GIVEN INSTRUCTION: Below are the records; reproduce all of them exactly but without any images.

(begin)

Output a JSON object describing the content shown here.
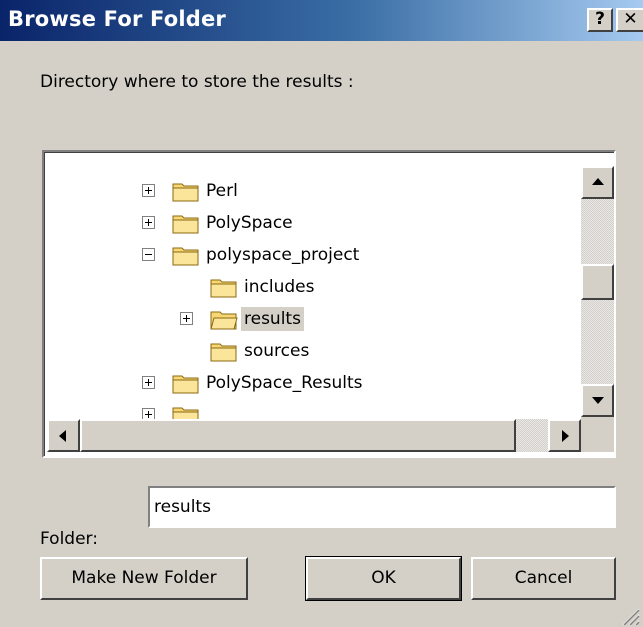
{
  "window": {
    "title": "Browse For Folder",
    "help_label": "?",
    "close_label": "✕"
  },
  "prompt": "Directory where to store the results :",
  "tree": {
    "items": [
      {
        "label": "Perl",
        "expander": "plus"
      },
      {
        "label": "PolySpace",
        "expander": "plus"
      },
      {
        "label": "polyspace_project",
        "expander": "minus"
      },
      {
        "label": "includes",
        "expander": "none"
      },
      {
        "label": "results",
        "expander": "plus",
        "selected": true
      },
      {
        "label": "sources",
        "expander": "none"
      },
      {
        "label": "PolySpace_Results",
        "expander": "plus"
      }
    ]
  },
  "folder_field": {
    "label": "Folder:",
    "value": "results"
  },
  "buttons": {
    "make_new_folder": "Make New Folder",
    "ok": "OK",
    "cancel": "Cancel"
  },
  "colors": {
    "title_start": "#0a246a",
    "title_end": "#a6caf0",
    "dialog_bg": "#d4d0c8",
    "folder_yellow": "#f7d774"
  }
}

(end)

RESPONSE FOR THIS EXERCISE:
Output a JSON object describing the content shown here.
{
  "window": {
    "title": "Browse For Folder",
    "help_label": "?",
    "close_label": "✕"
  },
  "prompt": "Directory where to store the results :",
  "tree": {
    "items": [
      {
        "label": "Perl",
        "expander": "plus"
      },
      {
        "label": "PolySpace",
        "expander": "plus"
      },
      {
        "label": "polyspace_project",
        "expander": "minus"
      },
      {
        "label": "includes",
        "expander": "none"
      },
      {
        "label": "results",
        "expander": "plus",
        "selected": true
      },
      {
        "label": "sources",
        "expander": "none"
      },
      {
        "label": "PolySpace_Results",
        "expander": "plus"
      }
    ]
  },
  "folder_field": {
    "label": "Folder:",
    "value": "results"
  },
  "buttons": {
    "make_new_folder": "Make New Folder",
    "ok": "OK",
    "cancel": "Cancel"
  },
  "colors": {
    "title_start": "#0a246a",
    "title_end": "#a6caf0",
    "dialog_bg": "#d4d0c8",
    "folder_yellow": "#f7d774"
  }
}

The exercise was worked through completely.